Stated problem:
List all the lines in these records that hold "text".

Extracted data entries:
○ ○ ○ ○ ○

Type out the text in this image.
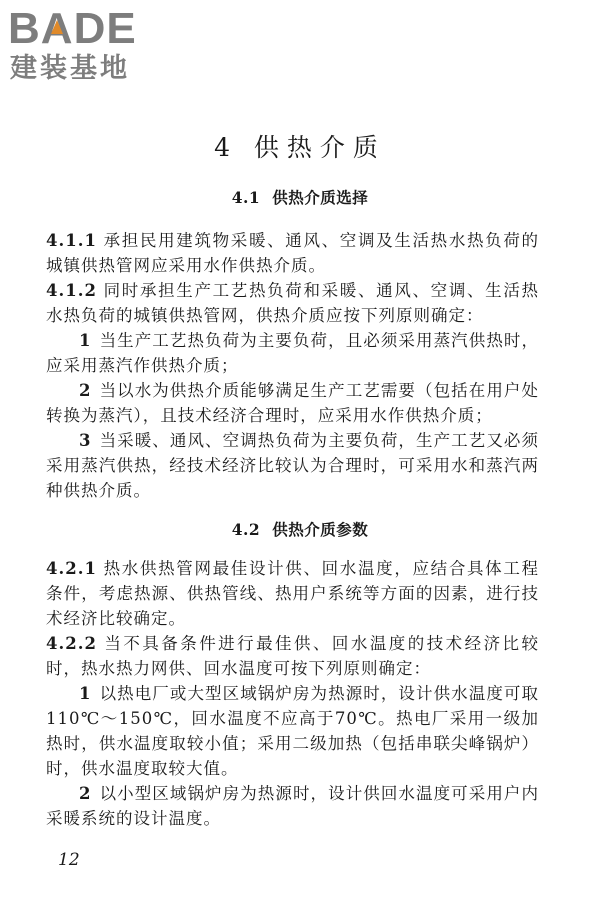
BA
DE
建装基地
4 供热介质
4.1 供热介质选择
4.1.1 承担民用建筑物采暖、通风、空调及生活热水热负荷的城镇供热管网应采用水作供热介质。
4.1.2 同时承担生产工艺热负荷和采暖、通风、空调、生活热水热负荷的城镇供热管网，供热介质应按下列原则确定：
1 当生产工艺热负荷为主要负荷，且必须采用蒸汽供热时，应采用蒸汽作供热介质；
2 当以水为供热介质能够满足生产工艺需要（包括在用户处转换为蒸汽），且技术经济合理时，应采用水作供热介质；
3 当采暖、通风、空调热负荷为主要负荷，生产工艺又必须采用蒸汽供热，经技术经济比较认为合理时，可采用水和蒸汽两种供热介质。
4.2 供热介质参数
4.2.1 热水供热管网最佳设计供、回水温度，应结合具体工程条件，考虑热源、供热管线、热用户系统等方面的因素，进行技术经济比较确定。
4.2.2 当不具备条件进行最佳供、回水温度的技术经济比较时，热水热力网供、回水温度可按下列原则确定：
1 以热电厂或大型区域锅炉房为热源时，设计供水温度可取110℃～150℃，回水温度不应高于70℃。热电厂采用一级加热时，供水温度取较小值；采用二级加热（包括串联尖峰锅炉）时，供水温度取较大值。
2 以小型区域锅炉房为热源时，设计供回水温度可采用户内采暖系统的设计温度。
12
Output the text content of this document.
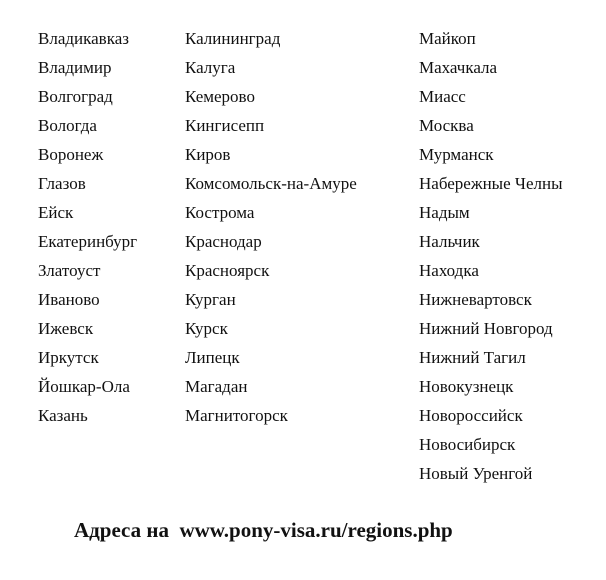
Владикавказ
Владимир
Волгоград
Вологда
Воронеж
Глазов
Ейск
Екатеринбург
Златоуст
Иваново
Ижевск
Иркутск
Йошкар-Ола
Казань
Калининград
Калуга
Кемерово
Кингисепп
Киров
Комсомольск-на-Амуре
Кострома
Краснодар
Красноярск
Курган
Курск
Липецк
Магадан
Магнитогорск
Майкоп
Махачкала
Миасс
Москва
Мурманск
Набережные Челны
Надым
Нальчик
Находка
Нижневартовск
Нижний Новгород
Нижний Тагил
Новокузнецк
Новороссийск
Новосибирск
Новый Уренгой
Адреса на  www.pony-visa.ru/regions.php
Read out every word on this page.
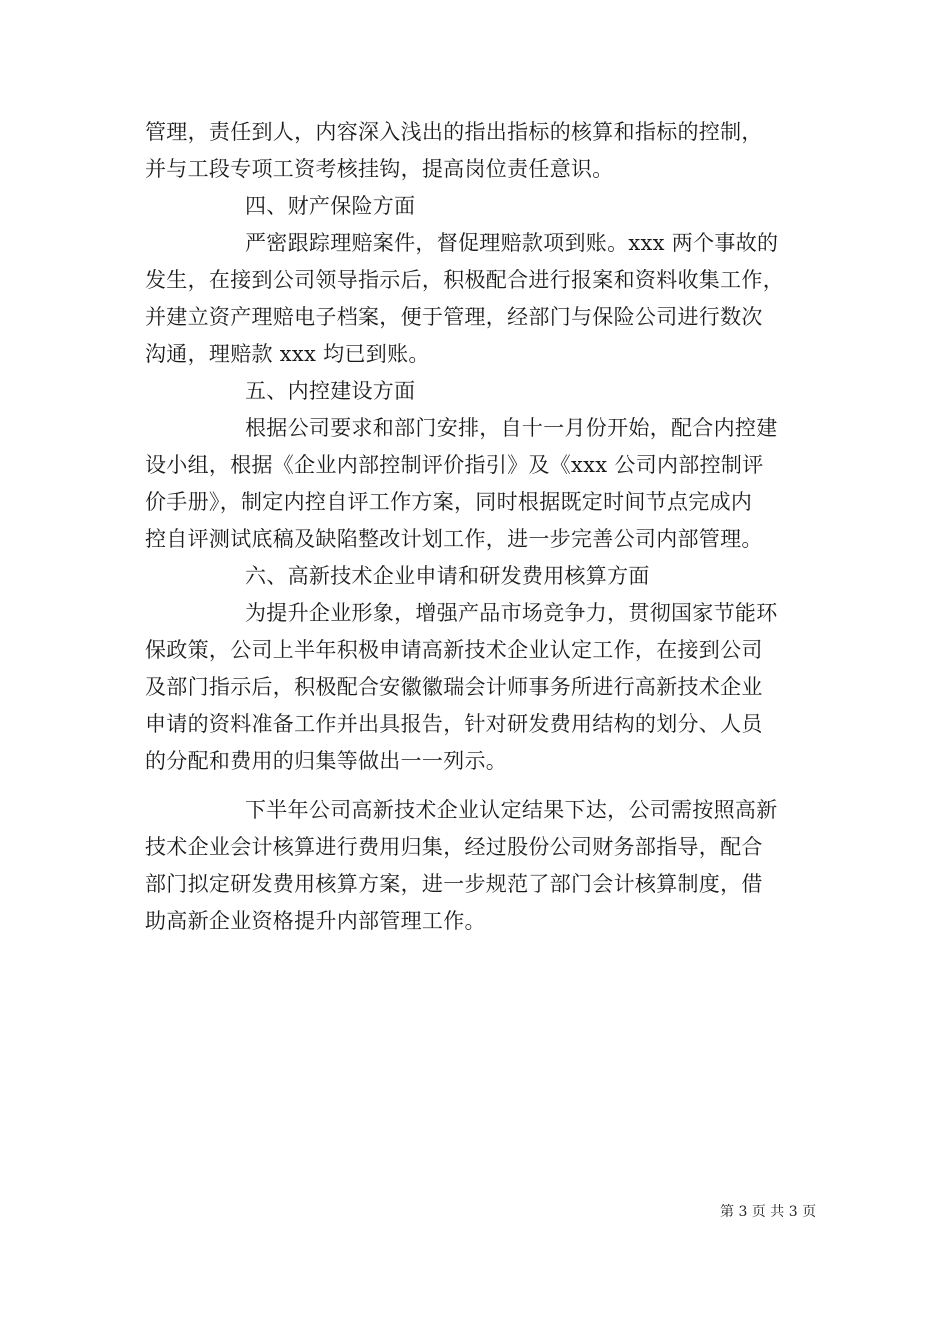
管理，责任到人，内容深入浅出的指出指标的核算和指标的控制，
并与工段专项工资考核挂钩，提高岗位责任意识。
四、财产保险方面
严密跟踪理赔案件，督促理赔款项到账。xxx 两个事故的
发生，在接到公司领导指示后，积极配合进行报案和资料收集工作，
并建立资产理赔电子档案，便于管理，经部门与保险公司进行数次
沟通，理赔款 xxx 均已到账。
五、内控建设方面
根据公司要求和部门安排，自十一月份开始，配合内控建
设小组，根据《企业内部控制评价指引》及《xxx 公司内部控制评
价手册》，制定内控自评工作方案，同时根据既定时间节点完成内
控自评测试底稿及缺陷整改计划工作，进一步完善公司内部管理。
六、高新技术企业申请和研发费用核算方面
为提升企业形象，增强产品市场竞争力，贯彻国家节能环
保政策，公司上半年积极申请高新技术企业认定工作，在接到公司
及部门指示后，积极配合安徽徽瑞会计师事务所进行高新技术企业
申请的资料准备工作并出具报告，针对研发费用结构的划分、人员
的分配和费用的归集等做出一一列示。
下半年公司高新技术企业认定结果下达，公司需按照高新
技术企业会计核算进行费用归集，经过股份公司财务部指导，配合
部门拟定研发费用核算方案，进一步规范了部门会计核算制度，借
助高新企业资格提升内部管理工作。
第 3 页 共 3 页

○ ○ ○ ○ ○

Task output:
Type out the text in this image.
Output the text content of this document.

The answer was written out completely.